[Data records]
* * * * * * * * *
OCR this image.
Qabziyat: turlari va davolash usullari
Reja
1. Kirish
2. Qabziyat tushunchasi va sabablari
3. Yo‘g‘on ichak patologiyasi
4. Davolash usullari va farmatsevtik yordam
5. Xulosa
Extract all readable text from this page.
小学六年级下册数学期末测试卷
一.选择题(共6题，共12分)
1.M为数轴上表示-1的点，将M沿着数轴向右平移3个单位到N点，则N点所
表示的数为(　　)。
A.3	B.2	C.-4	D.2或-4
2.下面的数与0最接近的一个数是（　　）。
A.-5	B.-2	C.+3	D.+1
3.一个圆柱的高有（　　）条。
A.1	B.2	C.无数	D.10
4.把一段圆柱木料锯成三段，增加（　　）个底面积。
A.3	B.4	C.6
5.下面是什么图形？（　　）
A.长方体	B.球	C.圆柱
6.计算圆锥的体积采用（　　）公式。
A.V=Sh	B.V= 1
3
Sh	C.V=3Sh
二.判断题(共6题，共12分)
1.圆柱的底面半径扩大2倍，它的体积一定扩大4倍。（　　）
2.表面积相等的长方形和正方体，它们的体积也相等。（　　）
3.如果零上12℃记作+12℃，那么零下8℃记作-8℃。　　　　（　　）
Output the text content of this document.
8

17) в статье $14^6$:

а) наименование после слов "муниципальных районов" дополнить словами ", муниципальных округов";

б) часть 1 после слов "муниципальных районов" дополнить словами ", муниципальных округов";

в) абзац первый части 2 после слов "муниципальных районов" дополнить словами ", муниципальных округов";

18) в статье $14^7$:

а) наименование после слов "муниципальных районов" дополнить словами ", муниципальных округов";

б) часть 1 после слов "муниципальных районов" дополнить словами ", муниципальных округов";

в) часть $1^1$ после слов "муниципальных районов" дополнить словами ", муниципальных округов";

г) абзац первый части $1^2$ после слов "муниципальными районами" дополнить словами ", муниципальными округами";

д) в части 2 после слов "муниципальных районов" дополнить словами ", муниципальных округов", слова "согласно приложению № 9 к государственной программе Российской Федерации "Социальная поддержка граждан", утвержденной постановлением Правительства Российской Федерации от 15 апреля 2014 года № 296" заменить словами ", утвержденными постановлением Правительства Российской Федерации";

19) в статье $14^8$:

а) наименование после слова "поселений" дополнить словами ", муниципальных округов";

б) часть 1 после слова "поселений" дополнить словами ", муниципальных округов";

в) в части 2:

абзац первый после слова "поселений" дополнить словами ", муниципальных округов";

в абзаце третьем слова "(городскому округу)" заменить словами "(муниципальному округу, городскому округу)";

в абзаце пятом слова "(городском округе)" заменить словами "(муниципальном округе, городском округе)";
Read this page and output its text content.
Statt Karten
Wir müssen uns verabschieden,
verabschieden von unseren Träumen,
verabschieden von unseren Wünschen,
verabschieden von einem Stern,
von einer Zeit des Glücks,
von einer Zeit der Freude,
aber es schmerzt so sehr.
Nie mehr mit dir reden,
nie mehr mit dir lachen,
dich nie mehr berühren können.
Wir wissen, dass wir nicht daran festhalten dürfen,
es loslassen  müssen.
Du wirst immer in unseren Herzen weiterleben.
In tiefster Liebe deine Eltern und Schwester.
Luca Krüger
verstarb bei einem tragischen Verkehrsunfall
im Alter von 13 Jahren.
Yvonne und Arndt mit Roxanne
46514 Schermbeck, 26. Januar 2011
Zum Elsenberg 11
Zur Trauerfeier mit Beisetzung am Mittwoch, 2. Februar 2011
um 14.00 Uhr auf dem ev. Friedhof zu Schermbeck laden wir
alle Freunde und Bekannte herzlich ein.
* * * * * * * * *
(Do this) Each record above should be returned exactly as it appears.

(Complete response)
OCR this image.
Qabziyat: turlari va davolash usullari
Reja
1. Kirish
2. Qabziyat tushunchasi va sabablari
3. Yo‘g‘on ichak patologiyasi
4. Davolash usullari va farmatsevtik yordam
5. Xulosa
Extract all readable text from this page.
小学六年级下册数学期末测试卷
一.选择题(共6题，共12分)
1.M为数轴上表示-1的点，将M沿着数轴向右平移3个单位到N点，则N点所
表示的数为(　　)。
A.3	B.2	C.-4	D.2或-4
2.下面的数与0最接近的一个数是（　　）。
A.-5	B.-2	C.+3	D.+1
3.一个圆柱的高有（　　）条。
A.1	B.2	C.无数	D.10
4.把一段圆柱木料锯成三段，增加（　　）个底面积。
A.3	B.4	C.6
5.下面是什么图形？（　　）
A.长方体	B.球	C.圆柱
6.计算圆锥的体积采用（　　）公式。
A.V=Sh	B.V= 1
3
Sh	C.V=3Sh
二.判断题(共6题，共12分)
1.圆柱的底面半径扩大2倍，它的体积一定扩大4倍。（　　）
2.表面积相等的长方形和正方体，它们的体积也相等。（　　）
3.如果零上12℃记作+12℃，那么零下8℃记作-8℃。　　　　（　　）
Output the text content of this document.
8

17) в статье $14^6$:

а) наименование после слов "муниципальных районов" дополнить словами ", муниципальных округов";

б) часть 1 после слов "муниципальных районов" дополнить словами ", муниципальных округов";

в) абзац первый части 2 после слов "муниципальных районов" дополнить словами ", муниципальных округов";

18) в статье $14^7$:

а) наименование после слов "муниципальных районов" дополнить словами ", муниципальных округов";

б) часть 1 после слов "муниципальных районов" дополнить словами ", муниципальных округов";

в) часть $1^1$ после слов "муниципальных районов" дополнить словами ", муниципальных округов";

г) абзац первый части $1^2$ после слов "муниципальными районами" дополнить словами ", муниципальными округами";

д) в части 2 после слов "муниципальных районов" дополнить словами ", муниципальных округов", слова "согласно приложению № 9 к государственной программе Российской Федерации "Социальная поддержка граждан", утвержденной постановлением Правительства Российской Федерации от 15 апреля 2014 года № 296" заменить словами ", утвержденными постановлением Правительства Российской Федерации";

19) в статье $14^8$:

а) наименование после слова "поселений" дополнить словами ", муниципальных округов";

б) часть 1 после слова "поселений" дополнить словами ", муниципальных округов";

в) в части 2:

абзац первый после слова "поселений" дополнить словами ", муниципальных округов";

в абзаце третьем слова "(городскому округу)" заменить словами "(муниципальному округу, городскому округу)";

в абзаце пятом слова "(городском округе)" заменить словами "(муниципальном округе, городском округе)";
Read this page and output its text content.
Statt Karten
Wir müssen uns verabschieden,
verabschieden von unseren Träumen,
verabschieden von unseren Wünschen,
verabschieden von einem Stern,
von einer Zeit des Glücks,
von einer Zeit der Freude,
aber es schmerzt so sehr.
Nie mehr mit dir reden,
nie mehr mit dir lachen,
dich nie mehr berühren können.
Wir wissen, dass wir nicht daran festhalten dürfen,
es loslassen  müssen.
Du wirst immer in unseren Herzen weiterleben.
In tiefster Liebe deine Eltern und Schwester.
Luca Krüger
verstarb bei einem tragischen Verkehrsunfall
im Alter von 13 Jahren.
Yvonne und Arndt mit Roxanne
46514 Schermbeck, 26. Januar 2011
Zum Elsenberg 11
Zur Trauerfeier mit Beisetzung am Mittwoch, 2. Februar 2011
um 14.00 Uhr auf dem ev. Friedhof zu Schermbeck laden wir
alle Freunde und Bekannte herzlich ein.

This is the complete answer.